[Stored data]
---
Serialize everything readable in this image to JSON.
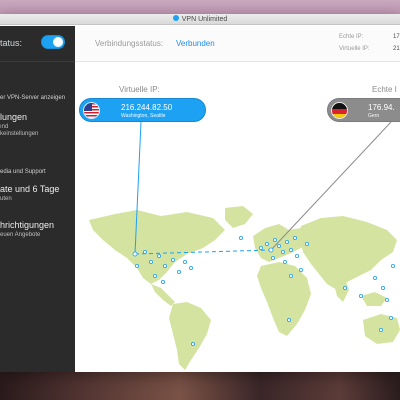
{
  "window": {
    "title": "VPN Unlimited"
  },
  "sidebar": {
    "status_label": "tatus:",
    "toggle_on": true,
    "items": [
      {
        "single": "er VPN-Server anzeigen"
      },
      {
        "big": "lungen",
        "small": "ınd",
        "small2": "keinstellungen"
      },
      {
        "single": "edia und Support"
      },
      {
        "big": "ate und 6 Tage",
        "small": "uten"
      },
      {
        "big": "hrichtigungen",
        "small": "euen Angebote"
      }
    ]
  },
  "connection": {
    "status_label": "Verbindungsstatus:",
    "status_value": "Verbunden",
    "real_ip_label": "Echte IP:",
    "real_ip_value": "17",
    "virtual_ip_label": "Virtuelle IP:",
    "virtual_ip_value": "21"
  },
  "virtual": {
    "label": "Virtuelle IP:",
    "ip": "216.244.82.50",
    "location": "Washington, Seattle",
    "flag": "us-flag"
  },
  "real": {
    "label": "Echte I",
    "ip": "176.94.",
    "location": "Gern",
    "flag": "de-flag"
  },
  "colors": {
    "accent": "#1da1f2",
    "sidebar": "#2b2b2b",
    "map_land": "#d4e4a0",
    "server_dot": "#1da1f2"
  }
}
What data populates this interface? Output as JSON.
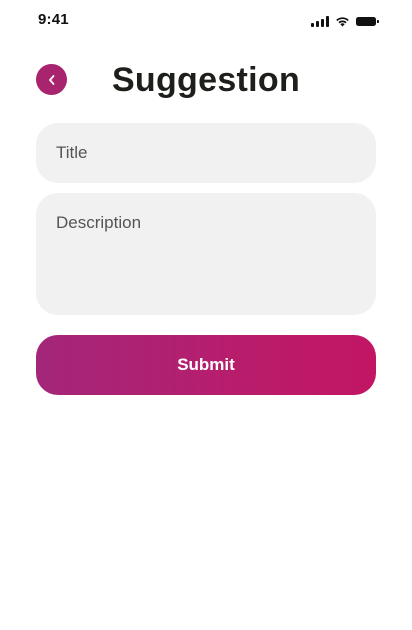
{
  "status_bar": {
    "time": "9:41",
    "icons": [
      "signal-icon",
      "wifi-icon",
      "battery-icon"
    ]
  },
  "header": {
    "title": "Suggestion",
    "back_icon": "chevron-left-icon"
  },
  "form": {
    "title_placeholder": "Title",
    "description_placeholder": "Description",
    "submit_label": "Submit"
  },
  "colors": {
    "accent": "#a9246f",
    "button_gradient_start": "#a3267a",
    "button_gradient_end": "#c21564",
    "field_background": "#f1f1f1",
    "title_text": "#1c1f1a"
  }
}
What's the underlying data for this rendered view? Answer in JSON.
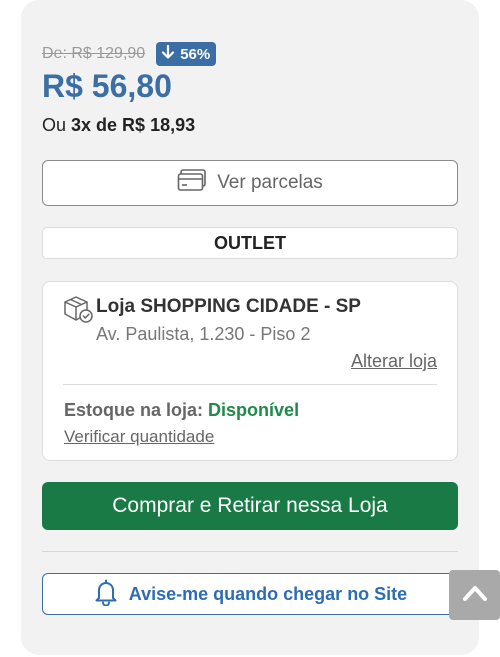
{
  "pricing": {
    "old_price": "De: R$ 129,90",
    "discount": "56%",
    "current_price": "R$ 56,80",
    "installments_prefix": "Ou",
    "installments_value": "3x de R$ 18,93"
  },
  "buttons": {
    "installments_label": "Ver parcelas",
    "buy_pickup_label": "Comprar e Retirar nessa Loja",
    "notify_label": "Avise-me quando chegar no Site"
  },
  "badge": {
    "outlet": "OUTLET"
  },
  "store": {
    "name": "Loja SHOPPING CIDADE - SP",
    "address": "Av. Paulista, 1.230 - Piso 2",
    "change_label": "Alterar loja",
    "stock_label": "Estoque na loja:",
    "stock_status": "Disponível",
    "check_quantity_label": "Verificar quantidade"
  },
  "icons": {
    "discount": "arrow-down-icon",
    "installments": "credit-card-icon",
    "store": "package-check-icon",
    "notify": "bell-icon",
    "scroll_top": "chevron-up-icon"
  },
  "colors": {
    "price_blue": "#3a6ea5",
    "buy_green": "#1a7a46",
    "available_green": "#1f8a4c",
    "notify_blue": "#2e6db4"
  }
}
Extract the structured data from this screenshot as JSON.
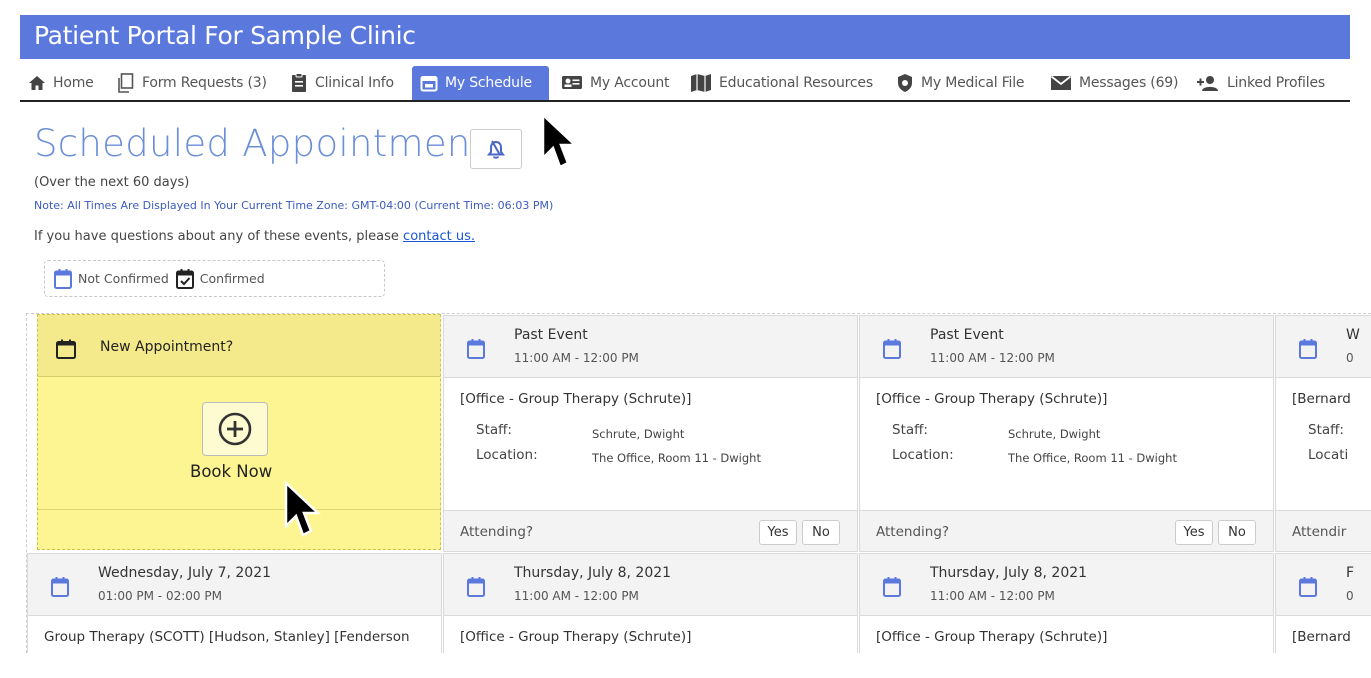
{
  "app": {
    "title": "Patient Portal For Sample Clinic"
  },
  "nav": [
    {
      "label": "Home",
      "icon": "home-icon"
    },
    {
      "label": "Form Requests (3)",
      "icon": "form-requests-icon"
    },
    {
      "label": "Clinical Info",
      "icon": "clinical-info-icon"
    },
    {
      "label": "My Schedule",
      "icon": "calendar-icon",
      "active": true
    },
    {
      "label": "My Account",
      "icon": "account-card-icon"
    },
    {
      "label": "Educational Resources",
      "icon": "map-book-icon"
    },
    {
      "label": "My Medical File",
      "icon": "shield-icon"
    },
    {
      "label": "Messages (69)",
      "icon": "envelope-icon"
    },
    {
      "label": "Linked Profiles",
      "icon": "add-user-icon"
    }
  ],
  "page": {
    "title": "Scheduled Appointments",
    "subtitle": "(Over the next 60 days)",
    "timezone_note": "Note: All Times Are Displayed In Your Current Time Zone: GMT-04:00 (Current Time: 06:03 PM)",
    "questions_prefix": "If you have questions about any of these events, please",
    "contact_link": "contact us."
  },
  "legend": {
    "not_confirmed": "Not Confirmed",
    "confirmed": "Confirmed"
  },
  "new_appointment": {
    "title": "New Appointment?",
    "book_label": "Book Now"
  },
  "labels": {
    "staff": "Staff:",
    "location": "Location:",
    "attending": "Attending?",
    "yes": "Yes",
    "no": "No"
  },
  "row1": [
    {
      "title": "Past Event",
      "time": "11:00 AM - 12:00 PM",
      "description": "[Office - Group Therapy (Schrute)]",
      "staff": "Schrute, Dwight",
      "location": "The Office, Room 11 - Dwight"
    },
    {
      "title": "Past Event",
      "time": "11:00 AM - 12:00 PM",
      "description": "[Office - Group Therapy (Schrute)]",
      "staff": "Schrute, Dwight",
      "location": "The Office, Room 11 - Dwight"
    },
    {
      "title": "W",
      "time": "0",
      "description": "[Bernard",
      "staff_label": "Staff:",
      "location_label": "Locati",
      "attending_label": "Attendir"
    }
  ],
  "row2": [
    {
      "title": "Wednesday, July 7, 2021",
      "time": "01:00 PM - 02:00 PM",
      "description": "Group Therapy (SCOTT) [Hudson, Stanley] [Fenderson"
    },
    {
      "title": "Thursday, July 8, 2021",
      "time": "11:00 AM - 12:00 PM",
      "description": "[Office - Group Therapy (Schrute)]"
    },
    {
      "title": "Thursday, July 8, 2021",
      "time": "11:00 AM - 12:00 PM",
      "description": "[Office - Group Therapy (Schrute)]"
    },
    {
      "title": "F",
      "time": "0",
      "description": "[Bernard"
    }
  ],
  "colors": {
    "brand": "#5b79dd",
    "title_blue": "#6b8ed9",
    "highlight_yellow": "#fdf591",
    "calendar_icon": "#5b79dd"
  }
}
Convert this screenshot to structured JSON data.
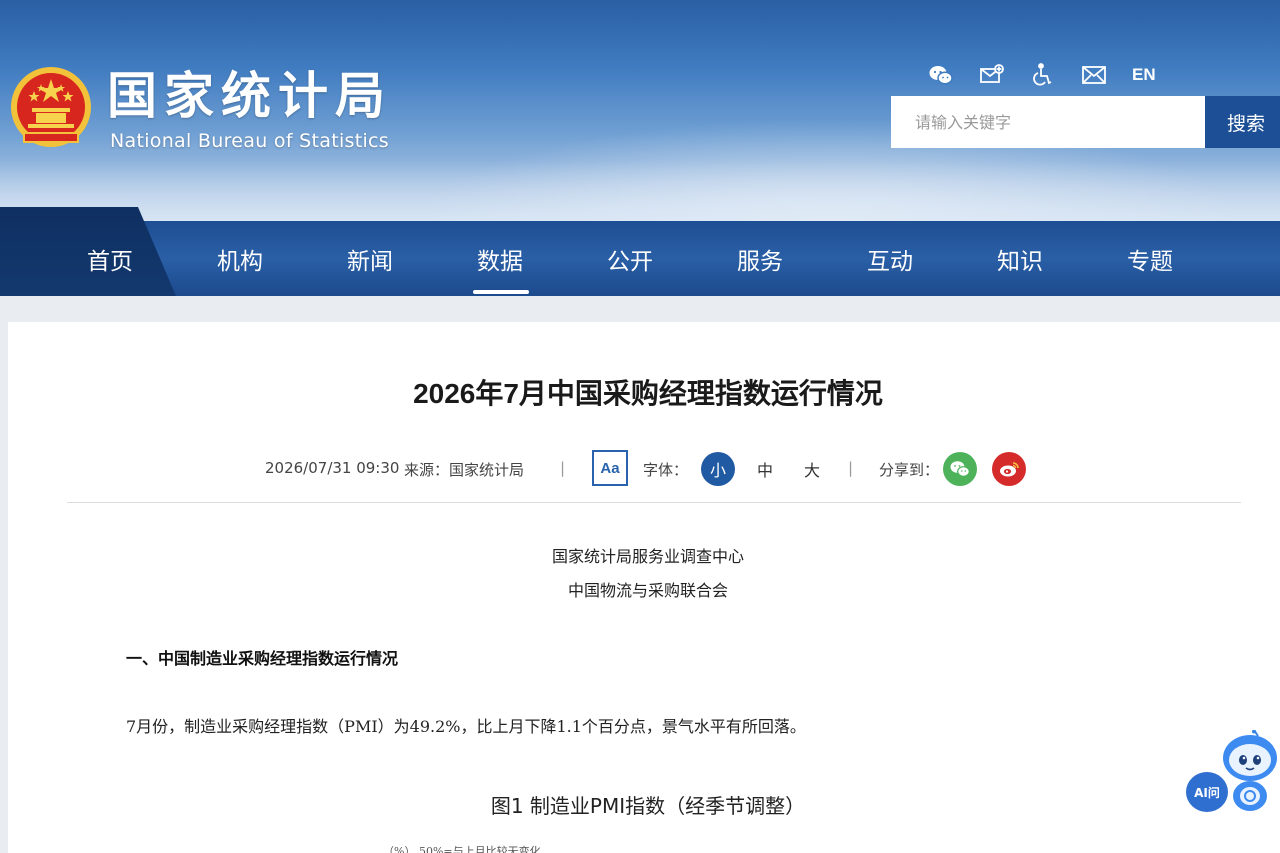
{
  "header": {
    "logo_cn": "国家统计局",
    "logo_en": "National Bureau of Statistics",
    "icons": [
      "wechat-icon",
      "mail-subscribe-icon",
      "accessibility-icon",
      "mail-icon"
    ],
    "lang": "EN",
    "search_placeholder": "请输入关键字",
    "search_button": "搜索"
  },
  "nav": {
    "items": [
      {
        "label": "首页"
      },
      {
        "label": "机构"
      },
      {
        "label": "新闻"
      },
      {
        "label": "数据"
      },
      {
        "label": "公开"
      },
      {
        "label": "服务"
      },
      {
        "label": "互动"
      },
      {
        "label": "知识"
      },
      {
        "label": "专题"
      }
    ],
    "active": "数据"
  },
  "article": {
    "title": "2026年7月中国采购经理指数运行情况",
    "date": "2026/07/31 09:30",
    "source": "来源：国家统计局",
    "aa_label": "Aa",
    "font_label": "字体：",
    "font_small": "小",
    "font_medium": "中",
    "font_large": "大",
    "share_label": "分享到：",
    "separator": "|",
    "source_line1": "国家统计局服务业调查中心",
    "source_line2": "中国物流与采购联合会",
    "section_heading": "一、中国制造业采购经理指数运行情况",
    "paragraph": "7月份，制造业采购经理指数（PMI）为49.2%，比上月下降1.1个百分点，景气水平有所回落。",
    "figure_title": "图1  制造业PMI指数（经季节调整）",
    "figure_sub": "（%）  50%=与上月比较无变化"
  },
  "ai_widget": {
    "label": "AI问"
  },
  "colors": {
    "nav_bg": "#1e4e93",
    "search_button": "#1d4f96",
    "accent": "#1f5aa3",
    "wechat": "#4eb25b",
    "weibo": "#d52b2b"
  }
}
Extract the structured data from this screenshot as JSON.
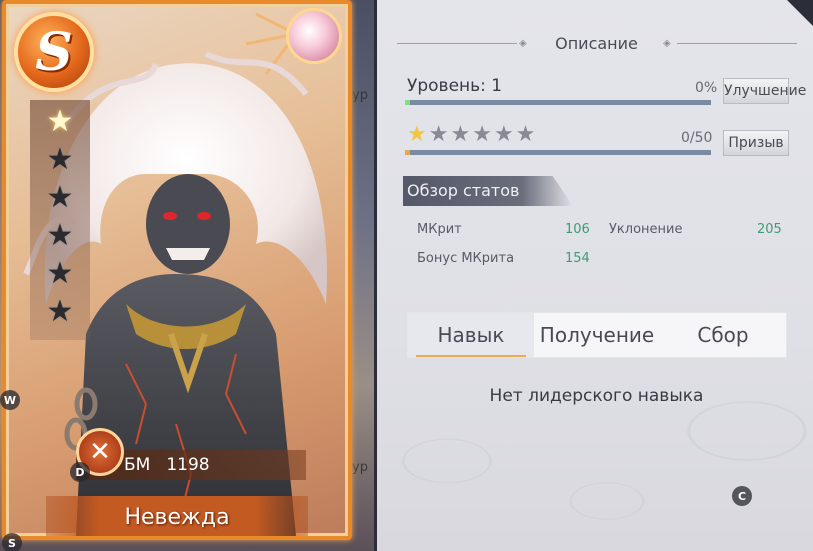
---
### Task statement
Restate each entry word for word, leaving out any pictures.

### Result of this task
Serialize everything readable in this image to JSON.
{
  "window": {
    "title": "VPN Unlimited"
  },
  "sidebar": {
    "status_label": "tatus:",
    "toggle_on": true,
    "items": [
      {
        "single": "er VPN-Server anzeigen"
      },
      {
        "big": "lungen",
        "small": "ınd",
        "small2": "keinstellungen"
      },
      {
        "single": "edia und Support"
      },
      {
        "big": "ate und 6 Tage",
        "small": "uten"
      },
      {
        "big": "hrichtigungen",
        "small": "euen Angebote"
      }
    ]
  },
  "connection": {
    "status_label": "Verbindungsstatus:",
    "status_value": "Verbunden",
    "real_ip_label": "Echte IP:",
    "real_ip_value": "17",
    "virtual_ip_label": "Virtuelle IP:",
    "virtual_ip_value": "21"
  },
  "virtual": {
    "label": "Virtuelle IP:",
    "ip": "216.244.82.50",
    "location": "Washington, Seattle",
    "flag": "us-flag"
  },
  "real": {
    "label": "Echte I",
    "ip": "176.94.",
    "location": "Gern",
    "flag": "de-flag"
  },
  "colors": {
    "accent": "#1da1f2",
    "sidebar": "#2b2b2b",
    "map_land": "#d4e4a0",
    "server_dot": "#1da1f2"
  }
}
What data populates this interface? Output as JSON.
{
  "status_bar": {
    "time": "9:41",
    "icons": [
      "signal-icon",
      "wifi-icon",
      "battery-icon"
    ]
  },
  "header": {
    "title": "Suggestion",
    "back_icon": "chevron-left-icon"
  },
  "form": {
    "title_placeholder": "Title",
    "description_placeholder": "Description",
    "submit_label": "Submit"
  },
  "colors": {
    "accent": "#a9246f",
    "button_gradient_start": "#a3267a",
    "button_gradient_end": "#c21564",
    "field_background": "#f1f1f1",
    "title_text": "#1c1f1a"
  }
}
What's the underlying data for this rendered view? Answer in JSON.
{
  "pricing": {
    "old_price": "De: R$ 129,90",
    "discount": "56%",
    "current_price": "R$ 56,80",
    "installments_prefix": "Ou",
    "installments_value": "3x de R$ 18,93"
  },
  "buttons": {
    "installments_label": "Ver parcelas",
    "buy_pickup_label": "Comprar e Retirar nessa Loja",
    "notify_label": "Avise-me quando chegar no Site"
  },
  "badge": {
    "outlet": "OUTLET"
  },
  "store": {
    "name": "Loja SHOPPING CIDADE - SP",
    "address": "Av. Paulista, 1.230 - Piso 2",
    "change_label": "Alterar loja",
    "stock_label": "Estoque na loja:",
    "stock_status": "Disponível",
    "check_quantity_label": "Verificar quantidade"
  },
  "icons": {
    "discount": "arrow-down-icon",
    "installments": "credit-card-icon",
    "store": "package-check-icon",
    "notify": "bell-icon",
    "scroll_top": "chevron-up-icon"
  },
  "colors": {
    "price_blue": "#3a6ea5",
    "buy_green": "#1a7a46",
    "available_green": "#1f8a4c",
    "notify_blue": "#2e6db4"
  }
}
Extract the structured data from this screenshot as JSON.
{
  "app": {
    "title": "Patient Portal For Sample Clinic"
  },
  "nav": [
    {
      "label": "Home",
      "icon": "home-icon"
    },
    {
      "label": "Form Requests (3)",
      "icon": "form-requests-icon"
    },
    {
      "label": "Clinical Info",
      "icon": "clinical-info-icon"
    },
    {
      "label": "My Schedule",
      "icon": "calendar-icon",
      "active": true
    },
    {
      "label": "My Account",
      "icon": "account-card-icon"
    },
    {
      "label": "Educational Resources",
      "icon": "map-book-icon"
    },
    {
      "label": "My Medical File",
      "icon": "shield-icon"
    },
    {
      "label": "Messages (69)",
      "icon": "envelope-icon"
    },
    {
      "label": "Linked Profiles",
      "icon": "add-user-icon"
    }
  ],
  "page": {
    "title": "Scheduled Appointments",
    "subtitle": "(Over the next 60 days)",
    "timezone_note": "Note: All Times Are Displayed In Your Current Time Zone: GMT-04:00 (Current Time: 06:03 PM)",
    "questions_prefix": "If you have questions about any of these events, please",
    "contact_link": "contact us."
  },
  "legend": {
    "not_confirmed": "Not Confirmed",
    "confirmed": "Confirmed"
  },
  "new_appointment": {
    "title": "New Appointment?",
    "book_label": "Book Now"
  },
  "labels": {
    "staff": "Staff:",
    "location": "Location:",
    "attending": "Attending?",
    "yes": "Yes",
    "no": "No"
  },
  "row1": [
    {
      "title": "Past Event",
      "time": "11:00 AM - 12:00 PM",
      "description": "[Office - Group Therapy (Schrute)]",
      "staff": "Schrute, Dwight",
      "location": "The Office, Room 11 - Dwight"
    },
    {
      "title": "Past Event",
      "time": "11:00 AM - 12:00 PM",
      "description": "[Office - Group Therapy (Schrute)]",
      "staff": "Schrute, Dwight",
      "location": "The Office, Room 11 - Dwight"
    },
    {
      "title": "W",
      "time": "0",
      "description": "[Bernard",
      "staff_label": "Staff:",
      "location_label": "Locati",
      "attending_label": "Attendir"
    }
  ],
  "row2": [
    {
      "title": "Wednesday, July 7, 2021",
      "time": "01:00 PM - 02:00 PM",
      "description": "Group Therapy (SCOTT) [Hudson, Stanley] [Fenderson"
    },
    {
      "title": "Thursday, July 8, 2021",
      "time": "11:00 AM - 12:00 PM",
      "description": "[Office - Group Therapy (Schrute)]"
    },
    {
      "title": "Thursday, July 8, 2021",
      "time": "11:00 AM - 12:00 PM",
      "description": "[Office - Group Therapy (Schrute)]"
    },
    {
      "title": "F",
      "time": "0",
      "description": "[Bernard"
    }
  ],
  "colors": {
    "brand": "#5b79dd",
    "title_blue": "#6b8ed9",
    "highlight_yellow": "#fdf591",
    "calendar_icon": "#5b79dd"
  }
}
Convert this screenshot to structured JSON data.
{
  "header": {
    "logo_cn": "国家统计局",
    "logo_en": "National Bureau of Statistics",
    "icons": [
      "wechat-icon",
      "mail-subscribe-icon",
      "accessibility-icon",
      "mail-icon"
    ],
    "lang": "EN",
    "search_placeholder": "请输入关键字",
    "search_button": "搜索"
  },
  "nav": {
    "items": [
      {
        "label": "首页"
      },
      {
        "label": "机构"
      },
      {
        "label": "新闻"
      },
      {
        "label": "数据"
      },
      {
        "label": "公开"
      },
      {
        "label": "服务"
      },
      {
        "label": "互动"
      },
      {
        "label": "知识"
      },
      {
        "label": "专题"
      }
    ],
    "active": "数据"
  },
  "article": {
    "title": "2026年7月中国采购经理指数运行情况",
    "date": "2026/07/31 09:30",
    "source": "来源：国家统计局",
    "aa_label": "Aa",
    "font_label": "字体：",
    "font_small": "小",
    "font_medium": "中",
    "font_large": "大",
    "share_label": "分享到：",
    "separator": "|",
    "source_line1": "国家统计局服务业调查中心",
    "source_line2": "中国物流与采购联合会",
    "section_heading": "一、中国制造业采购经理指数运行情况",
    "paragraph": "7月份，制造业采购经理指数（PMI）为49.2%，比上月下降1.1个百分点，景气水平有所回落。",
    "figure_title": "图1  制造业PMI指数（经季节调整）",
    "figure_sub": "（%）  50%=与上月比较无变化"
  },
  "ai_widget": {
    "label": "AI问"
  },
  "colors": {
    "nav_bg": "#1e4e93",
    "search_button": "#1d4f96",
    "accent": "#1f5aa3",
    "wechat": "#4eb25b",
    "weibo": "#d52b2b"
  }
}
Extract the structured data from this screenshot as JSON.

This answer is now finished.